··· Dataset entries
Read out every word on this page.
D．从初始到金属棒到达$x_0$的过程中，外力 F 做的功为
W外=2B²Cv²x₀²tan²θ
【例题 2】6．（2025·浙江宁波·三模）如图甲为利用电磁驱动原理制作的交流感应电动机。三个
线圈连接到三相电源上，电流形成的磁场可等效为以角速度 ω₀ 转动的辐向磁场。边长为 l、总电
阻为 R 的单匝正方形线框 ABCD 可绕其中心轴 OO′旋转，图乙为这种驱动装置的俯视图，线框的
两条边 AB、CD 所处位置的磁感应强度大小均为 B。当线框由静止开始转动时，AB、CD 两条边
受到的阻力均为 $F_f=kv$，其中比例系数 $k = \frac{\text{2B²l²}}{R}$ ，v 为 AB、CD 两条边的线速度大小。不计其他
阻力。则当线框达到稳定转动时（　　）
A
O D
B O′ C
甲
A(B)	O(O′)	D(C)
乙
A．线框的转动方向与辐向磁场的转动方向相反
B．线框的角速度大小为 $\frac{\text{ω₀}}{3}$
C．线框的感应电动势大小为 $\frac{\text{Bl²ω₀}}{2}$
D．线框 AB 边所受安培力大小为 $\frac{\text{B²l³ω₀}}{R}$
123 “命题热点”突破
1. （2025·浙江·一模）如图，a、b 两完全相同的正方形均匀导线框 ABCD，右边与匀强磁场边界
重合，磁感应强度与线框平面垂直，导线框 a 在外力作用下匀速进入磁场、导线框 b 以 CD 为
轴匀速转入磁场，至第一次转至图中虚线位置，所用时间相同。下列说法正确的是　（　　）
······
_Work required_
From the records above, extract each line exactly as shown.

_Full response_
Read out every word on this page.
D．从初始到金属棒到达$x_0$的过程中，外力 F 做的功为
W外=2B²Cv²x₀²tan²θ
【例题 2】6．（2025·浙江宁波·三模）如图甲为利用电磁驱动原理制作的交流感应电动机。三个
线圈连接到三相电源上，电流形成的磁场可等效为以角速度 ω₀ 转动的辐向磁场。边长为 l、总电
阻为 R 的单匝正方形线框 ABCD 可绕其中心轴 OO′旋转，图乙为这种驱动装置的俯视图，线框的
两条边 AB、CD 所处位置的磁感应强度大小均为 B。当线框由静止开始转动时，AB、CD 两条边
受到的阻力均为 $F_f=kv$，其中比例系数 $k = \frac{\text{2B²l²}}{R}$ ，v 为 AB、CD 两条边的线速度大小。不计其他
阻力。则当线框达到稳定转动时（　　）
A
O D
B O′ C
甲
A(B)	O(O′)	D(C)
乙
A．线框的转动方向与辐向磁场的转动方向相反
B．线框的角速度大小为 $\frac{\text{ω₀}}{3}$
C．线框的感应电动势大小为 $\frac{\text{Bl²ω₀}}{2}$
D．线框 AB 边所受安培力大小为 $\frac{\text{B²l³ω₀}}{R}$
123 “命题热点”突破
1. （2025·浙江·一模）如图，a、b 两完全相同的正方形均匀导线框 ABCD，右边与匀强磁场边界
重合，磁感应强度与线框平面垂直，导线框 a 在外力作用下匀速进入磁场、导线框 b 以 CD 为
轴匀速转入磁场，至第一次转至图中虚线位置，所用时间相同。下列说法正确的是　（　　）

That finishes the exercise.